§ WRITTEN PROBLEM
Exactly as they appear, output all of the records. Skip any images.

§ Collected data entries

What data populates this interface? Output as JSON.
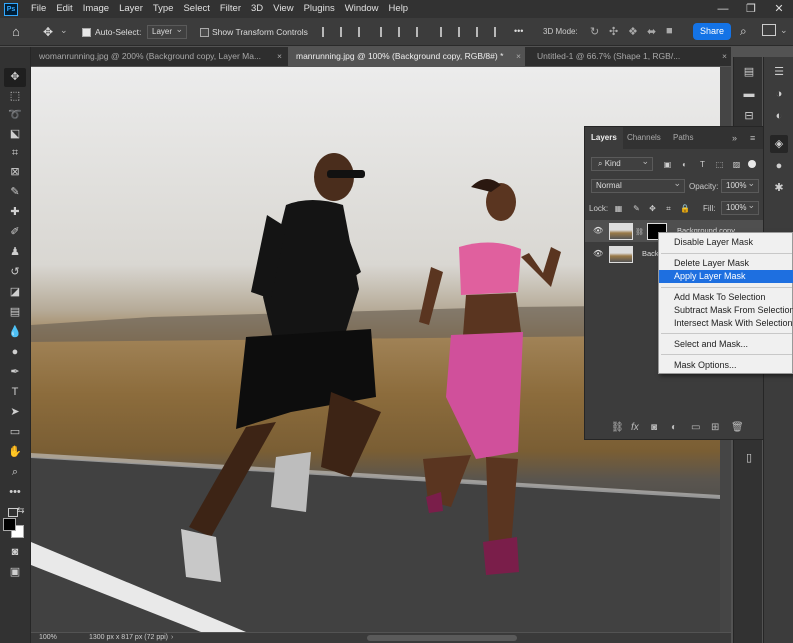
{
  "app": {
    "logo": "Ps",
    "menu": [
      "File",
      "Edit",
      "Image",
      "Layer",
      "Type",
      "Select",
      "Filter",
      "3D",
      "View",
      "Plugins",
      "Window",
      "Help"
    ]
  },
  "options_bar": {
    "auto_select_label": "Auto-Select:",
    "auto_select_value": "Layer",
    "transform_label": "Show Transform Controls",
    "mode_label": "3D Mode:",
    "more": "•••",
    "share_label": "Share"
  },
  "tabs": [
    {
      "label": "womanrunning.jpg @ 200% (Background copy, Layer Ma...",
      "close": "×"
    },
    {
      "label": "manrunning.jpg @ 100% (Background copy, RGB/8#) *",
      "close": "×"
    },
    {
      "label": "Untitled-1 @ 66.7% (Shape 1, RGB/...",
      "close": "×"
    }
  ],
  "status": {
    "zoom": "100%",
    "doc_size": "1300 px x 817 px (72 ppi)"
  },
  "layers_panel": {
    "tabs": [
      "Layers",
      "Channels",
      "Paths"
    ],
    "menu_icon": "≡",
    "collapse": "»",
    "filter_kind": "Kind",
    "blend_mode": "Normal",
    "opacity_label": "Opacity:",
    "opacity_value": "100%",
    "lock_label": "Lock:",
    "fill_label": "Fill:",
    "fill_value": "100%",
    "layers": [
      {
        "name": "Background copy"
      },
      {
        "name": "Back"
      }
    ]
  },
  "context_menu": {
    "items": [
      "Disable Layer Mask",
      "Delete Layer Mask",
      "Apply Layer Mask",
      "Add Mask To Selection",
      "Subtract Mask From Selection",
      "Intersect Mask With Selection",
      "Select and Mask...",
      "Mask Options..."
    ],
    "highlighted": "Apply Layer Mask"
  },
  "colors": {
    "accent": "#1473e6",
    "menu_highlight": "#1e6fe0",
    "panel_bg": "#3c3c3c",
    "app_bg": "#535353"
  }
}
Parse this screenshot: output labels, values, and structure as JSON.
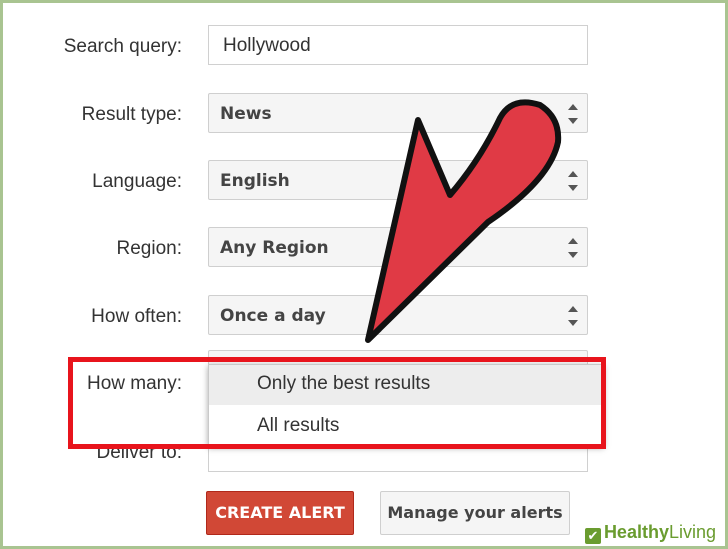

§ THE COMPLETED TASK
What data populates this interface? Output as JSON.
{
  "app": {
    "logo": "Ps",
    "menu": [
      "File",
      "Edit",
      "Image",
      "Layer",
      "Type",
      "Select",
      "Filter",
      "3D",
      "View",
      "Plugins",
      "Window",
      "Help"
    ]
  },
  "options_bar": {
    "auto_select_label": "Auto-Select:",
    "auto_select_value": "Layer",
    "transform_label": "Show Transform Controls",
    "mode_label": "3D Mode:",
    "more": "•••",
    "share_label": "Share"
  },
  "tabs": [
    {
      "label": "womanrunning.jpg @ 200% (Background copy, Layer Ma...",
      "close": "×"
    },
    {
      "label": "manrunning.jpg @ 100% (Background copy, RGB/8#) *",
      "close": "×"
    },
    {
      "label": "Untitled-1 @ 66.7% (Shape 1, RGB/...",
      "close": "×"
    }
  ],
  "status": {
    "zoom": "100%",
    "doc_size": "1300 px x 817 px (72 ppi)"
  },
  "layers_panel": {
    "tabs": [
      "Layers",
      "Channels",
      "Paths"
    ],
    "menu_icon": "≡",
    "collapse": "»",
    "filter_kind": "Kind",
    "blend_mode": "Normal",
    "opacity_label": "Opacity:",
    "opacity_value": "100%",
    "lock_label": "Lock:",
    "fill_label": "Fill:",
    "fill_value": "100%",
    "layers": [
      {
        "name": "Background copy"
      },
      {
        "name": "Back"
      }
    ]
  },
  "context_menu": {
    "items": [
      "Disable Layer Mask",
      "Delete Layer Mask",
      "Apply Layer Mask",
      "Add Mask To Selection",
      "Subtract Mask From Selection",
      "Intersect Mask With Selection",
      "Select and Mask...",
      "Mask Options..."
    ],
    "highlighted": "Apply Layer Mask"
  },
  "colors": {
    "accent": "#1473e6",
    "menu_highlight": "#1e6fe0",
    "panel_bg": "#3c3c3c",
    "app_bg": "#535353"
  }
}
Parse this screenshot: output labels, values, and structure as JSON.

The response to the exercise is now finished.